(Structured figure records)

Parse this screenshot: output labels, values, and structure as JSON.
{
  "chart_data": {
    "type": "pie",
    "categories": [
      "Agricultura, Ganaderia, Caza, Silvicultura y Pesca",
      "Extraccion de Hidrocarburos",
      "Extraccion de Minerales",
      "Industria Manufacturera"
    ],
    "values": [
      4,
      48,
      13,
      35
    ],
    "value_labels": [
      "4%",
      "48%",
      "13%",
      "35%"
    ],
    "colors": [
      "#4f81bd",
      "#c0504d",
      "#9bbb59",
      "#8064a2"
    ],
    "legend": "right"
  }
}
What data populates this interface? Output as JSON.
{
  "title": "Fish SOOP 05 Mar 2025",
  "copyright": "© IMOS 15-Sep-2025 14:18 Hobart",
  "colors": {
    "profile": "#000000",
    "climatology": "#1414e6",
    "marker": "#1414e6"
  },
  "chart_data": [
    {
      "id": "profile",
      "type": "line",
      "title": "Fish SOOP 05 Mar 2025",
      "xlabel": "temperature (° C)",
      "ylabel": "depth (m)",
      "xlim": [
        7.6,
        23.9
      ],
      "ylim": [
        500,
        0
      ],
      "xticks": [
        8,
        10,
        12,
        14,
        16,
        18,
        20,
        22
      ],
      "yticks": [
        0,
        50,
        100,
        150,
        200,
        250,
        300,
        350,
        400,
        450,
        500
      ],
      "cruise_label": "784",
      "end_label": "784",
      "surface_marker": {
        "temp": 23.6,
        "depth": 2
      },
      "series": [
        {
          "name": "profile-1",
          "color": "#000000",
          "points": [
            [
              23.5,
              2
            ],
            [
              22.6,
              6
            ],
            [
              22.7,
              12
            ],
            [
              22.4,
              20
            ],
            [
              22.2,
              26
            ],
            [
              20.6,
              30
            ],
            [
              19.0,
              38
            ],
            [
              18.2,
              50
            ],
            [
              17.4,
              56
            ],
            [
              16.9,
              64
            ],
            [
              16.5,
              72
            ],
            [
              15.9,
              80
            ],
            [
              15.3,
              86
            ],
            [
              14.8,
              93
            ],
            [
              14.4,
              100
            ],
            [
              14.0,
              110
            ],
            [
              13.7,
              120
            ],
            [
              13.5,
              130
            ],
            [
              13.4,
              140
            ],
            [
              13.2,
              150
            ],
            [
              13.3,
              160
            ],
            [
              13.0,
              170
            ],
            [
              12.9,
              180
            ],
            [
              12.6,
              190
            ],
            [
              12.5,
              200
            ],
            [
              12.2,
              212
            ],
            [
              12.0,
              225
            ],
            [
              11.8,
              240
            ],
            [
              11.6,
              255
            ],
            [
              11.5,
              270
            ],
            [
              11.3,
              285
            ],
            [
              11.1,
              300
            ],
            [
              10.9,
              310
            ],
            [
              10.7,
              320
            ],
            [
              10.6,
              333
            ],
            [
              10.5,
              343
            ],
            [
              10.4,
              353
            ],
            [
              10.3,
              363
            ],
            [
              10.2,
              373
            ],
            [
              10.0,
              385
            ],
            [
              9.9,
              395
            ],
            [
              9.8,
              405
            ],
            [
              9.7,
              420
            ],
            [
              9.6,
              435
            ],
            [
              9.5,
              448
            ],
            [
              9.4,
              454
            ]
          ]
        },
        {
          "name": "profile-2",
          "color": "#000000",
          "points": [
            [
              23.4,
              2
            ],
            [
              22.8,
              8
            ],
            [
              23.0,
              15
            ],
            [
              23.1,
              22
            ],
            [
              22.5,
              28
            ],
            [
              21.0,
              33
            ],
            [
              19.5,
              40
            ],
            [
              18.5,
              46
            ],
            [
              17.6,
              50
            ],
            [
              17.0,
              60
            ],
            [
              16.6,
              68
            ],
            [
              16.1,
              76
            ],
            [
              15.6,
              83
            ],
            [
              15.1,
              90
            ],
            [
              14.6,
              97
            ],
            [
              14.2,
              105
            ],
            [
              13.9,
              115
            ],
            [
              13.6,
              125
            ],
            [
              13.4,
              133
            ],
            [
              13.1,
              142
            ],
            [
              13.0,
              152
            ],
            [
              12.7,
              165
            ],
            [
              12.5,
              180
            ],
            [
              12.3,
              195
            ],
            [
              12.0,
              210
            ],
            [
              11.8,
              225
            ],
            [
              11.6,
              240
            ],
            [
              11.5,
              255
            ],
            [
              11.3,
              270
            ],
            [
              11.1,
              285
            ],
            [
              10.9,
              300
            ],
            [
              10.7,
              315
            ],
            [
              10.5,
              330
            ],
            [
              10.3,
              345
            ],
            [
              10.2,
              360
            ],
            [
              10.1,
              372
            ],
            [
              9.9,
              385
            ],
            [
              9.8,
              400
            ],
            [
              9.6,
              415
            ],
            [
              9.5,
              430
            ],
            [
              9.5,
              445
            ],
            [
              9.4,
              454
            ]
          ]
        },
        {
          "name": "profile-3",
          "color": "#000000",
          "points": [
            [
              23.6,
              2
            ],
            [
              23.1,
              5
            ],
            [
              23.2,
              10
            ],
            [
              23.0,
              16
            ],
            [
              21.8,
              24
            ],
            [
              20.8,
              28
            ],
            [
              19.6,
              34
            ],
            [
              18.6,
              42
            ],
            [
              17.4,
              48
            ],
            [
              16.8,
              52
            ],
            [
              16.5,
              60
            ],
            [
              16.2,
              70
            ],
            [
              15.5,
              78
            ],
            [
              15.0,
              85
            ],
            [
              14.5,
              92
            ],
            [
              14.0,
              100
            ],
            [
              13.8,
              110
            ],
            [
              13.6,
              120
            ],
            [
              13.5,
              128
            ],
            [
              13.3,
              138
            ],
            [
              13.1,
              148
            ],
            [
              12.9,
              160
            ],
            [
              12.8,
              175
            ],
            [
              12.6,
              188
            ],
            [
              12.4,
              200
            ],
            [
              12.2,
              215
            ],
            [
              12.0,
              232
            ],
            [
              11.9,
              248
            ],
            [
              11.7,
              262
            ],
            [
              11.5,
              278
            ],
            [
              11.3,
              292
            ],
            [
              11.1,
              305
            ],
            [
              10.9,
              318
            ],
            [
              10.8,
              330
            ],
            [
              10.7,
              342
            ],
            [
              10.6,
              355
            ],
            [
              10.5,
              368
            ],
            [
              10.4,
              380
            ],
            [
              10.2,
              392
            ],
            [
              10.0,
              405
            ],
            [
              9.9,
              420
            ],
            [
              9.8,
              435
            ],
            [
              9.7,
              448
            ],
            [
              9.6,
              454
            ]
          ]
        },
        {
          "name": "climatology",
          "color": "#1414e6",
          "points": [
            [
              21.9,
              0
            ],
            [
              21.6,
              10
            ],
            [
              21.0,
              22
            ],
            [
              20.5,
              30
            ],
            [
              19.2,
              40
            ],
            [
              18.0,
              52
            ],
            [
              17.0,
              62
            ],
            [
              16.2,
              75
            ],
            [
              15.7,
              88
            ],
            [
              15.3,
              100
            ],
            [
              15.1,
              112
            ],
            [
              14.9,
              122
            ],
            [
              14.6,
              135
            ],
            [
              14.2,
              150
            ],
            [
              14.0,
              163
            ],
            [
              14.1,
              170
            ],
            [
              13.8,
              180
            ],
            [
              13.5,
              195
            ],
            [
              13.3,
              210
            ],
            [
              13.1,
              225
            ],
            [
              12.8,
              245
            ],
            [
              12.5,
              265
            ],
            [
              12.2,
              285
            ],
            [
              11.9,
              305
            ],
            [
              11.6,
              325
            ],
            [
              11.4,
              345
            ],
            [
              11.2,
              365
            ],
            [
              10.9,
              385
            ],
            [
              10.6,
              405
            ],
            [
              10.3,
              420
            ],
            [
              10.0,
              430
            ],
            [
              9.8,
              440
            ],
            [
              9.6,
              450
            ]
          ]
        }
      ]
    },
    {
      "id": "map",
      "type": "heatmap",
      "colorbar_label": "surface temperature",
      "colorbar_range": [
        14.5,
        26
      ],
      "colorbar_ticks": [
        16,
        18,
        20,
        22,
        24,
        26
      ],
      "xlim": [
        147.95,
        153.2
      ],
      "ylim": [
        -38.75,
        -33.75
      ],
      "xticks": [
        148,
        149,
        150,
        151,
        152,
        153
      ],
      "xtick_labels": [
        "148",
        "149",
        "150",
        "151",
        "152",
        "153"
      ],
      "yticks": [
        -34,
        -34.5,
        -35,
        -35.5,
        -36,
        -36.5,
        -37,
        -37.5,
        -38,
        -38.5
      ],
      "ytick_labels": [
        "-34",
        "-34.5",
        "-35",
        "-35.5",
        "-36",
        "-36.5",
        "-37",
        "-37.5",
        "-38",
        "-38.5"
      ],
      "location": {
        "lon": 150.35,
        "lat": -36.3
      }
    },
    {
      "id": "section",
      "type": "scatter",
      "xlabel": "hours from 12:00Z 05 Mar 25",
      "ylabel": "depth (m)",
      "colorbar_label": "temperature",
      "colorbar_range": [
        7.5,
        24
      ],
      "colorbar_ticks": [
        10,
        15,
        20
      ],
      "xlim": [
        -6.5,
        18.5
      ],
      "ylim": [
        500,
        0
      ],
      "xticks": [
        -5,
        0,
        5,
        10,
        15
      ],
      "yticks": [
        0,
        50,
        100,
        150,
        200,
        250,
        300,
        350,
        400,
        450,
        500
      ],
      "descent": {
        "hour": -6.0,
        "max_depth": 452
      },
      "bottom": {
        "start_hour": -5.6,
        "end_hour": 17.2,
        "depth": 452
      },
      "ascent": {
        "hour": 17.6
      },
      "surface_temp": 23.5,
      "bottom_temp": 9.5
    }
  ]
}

### Exercise objective
Using the data above, say how many lines include "profile". No other reply is needed.

### Correct output
5